== Dataset excerpts

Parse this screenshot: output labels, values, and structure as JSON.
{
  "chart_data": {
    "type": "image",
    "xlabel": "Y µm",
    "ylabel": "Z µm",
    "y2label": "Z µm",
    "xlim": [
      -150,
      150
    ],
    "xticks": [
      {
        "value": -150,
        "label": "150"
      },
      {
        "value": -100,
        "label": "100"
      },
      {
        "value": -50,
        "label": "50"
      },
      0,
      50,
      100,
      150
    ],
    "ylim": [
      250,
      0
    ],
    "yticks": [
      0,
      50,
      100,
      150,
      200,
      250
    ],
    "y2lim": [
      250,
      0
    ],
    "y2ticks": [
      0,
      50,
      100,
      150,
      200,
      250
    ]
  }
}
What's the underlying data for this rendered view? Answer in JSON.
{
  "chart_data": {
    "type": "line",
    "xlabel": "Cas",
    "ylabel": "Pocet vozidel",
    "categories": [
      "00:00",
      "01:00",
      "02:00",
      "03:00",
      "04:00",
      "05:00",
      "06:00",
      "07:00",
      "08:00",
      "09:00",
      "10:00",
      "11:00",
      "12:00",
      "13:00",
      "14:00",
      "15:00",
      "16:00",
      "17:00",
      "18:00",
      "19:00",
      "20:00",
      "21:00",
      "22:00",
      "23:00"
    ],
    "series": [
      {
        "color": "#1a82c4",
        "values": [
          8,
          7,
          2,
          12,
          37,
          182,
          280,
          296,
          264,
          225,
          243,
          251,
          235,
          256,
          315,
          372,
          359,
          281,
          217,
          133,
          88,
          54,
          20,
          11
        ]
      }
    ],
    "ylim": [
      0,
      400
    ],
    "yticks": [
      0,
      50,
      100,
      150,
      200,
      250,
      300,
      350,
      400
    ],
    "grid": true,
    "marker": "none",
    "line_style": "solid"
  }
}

====

◆ **Requirements**: Every entry must be quoted exactly as it appears above.

◆ **The result**:
Parse this screenshot: output labels, values, and structure as JSON.
{
  "chart_data": {
    "type": "image",
    "xlabel": "Y µm",
    "ylabel": "Z µm",
    "y2label": "Z µm",
    "xlim": [
      -150,
      150
    ],
    "xticks": [
      {
        "value": -150,
        "label": "150"
      },
      {
        "value": -100,
        "label": "100"
      },
      {
        "value": -50,
        "label": "50"
      },
      0,
      50,
      100,
      150
    ],
    "ylim": [
      250,
      0
    ],
    "yticks": [
      0,
      50,
      100,
      150,
      200,
      250
    ],
    "y2lim": [
      250,
      0
    ],
    "y2ticks": [
      0,
      50,
      100,
      150,
      200,
      250
    ]
  }
}
What's the underlying data for this rendered view? Answer in JSON.
{
  "chart_data": {
    "type": "line",
    "xlabel": "Cas",
    "ylabel": "Pocet vozidel",
    "categories": [
      "00:00",
      "01:00",
      "02:00",
      "03:00",
      "04:00",
      "05:00",
      "06:00",
      "07:00",
      "08:00",
      "09:00",
      "10:00",
      "11:00",
      "12:00",
      "13:00",
      "14:00",
      "15:00",
      "16:00",
      "17:00",
      "18:00",
      "19:00",
      "20:00",
      "21:00",
      "22:00",
      "23:00"
    ],
    "series": [
      {
        "color": "#1a82c4",
        "values": [
          8,
          7,
          2,
          12,
          37,
          182,
          280,
          296,
          264,
          225,
          243,
          251,
          235,
          256,
          315,
          372,
          359,
          281,
          217,
          133,
          88,
          54,
          20,
          11
        ]
      }
    ],
    "ylim": [
      0,
      400
    ],
    "yticks": [
      0,
      50,
      100,
      150,
      200,
      250,
      300,
      350,
      400
    ],
    "grid": true,
    "marker": "none",
    "line_style": "solid"
  }
}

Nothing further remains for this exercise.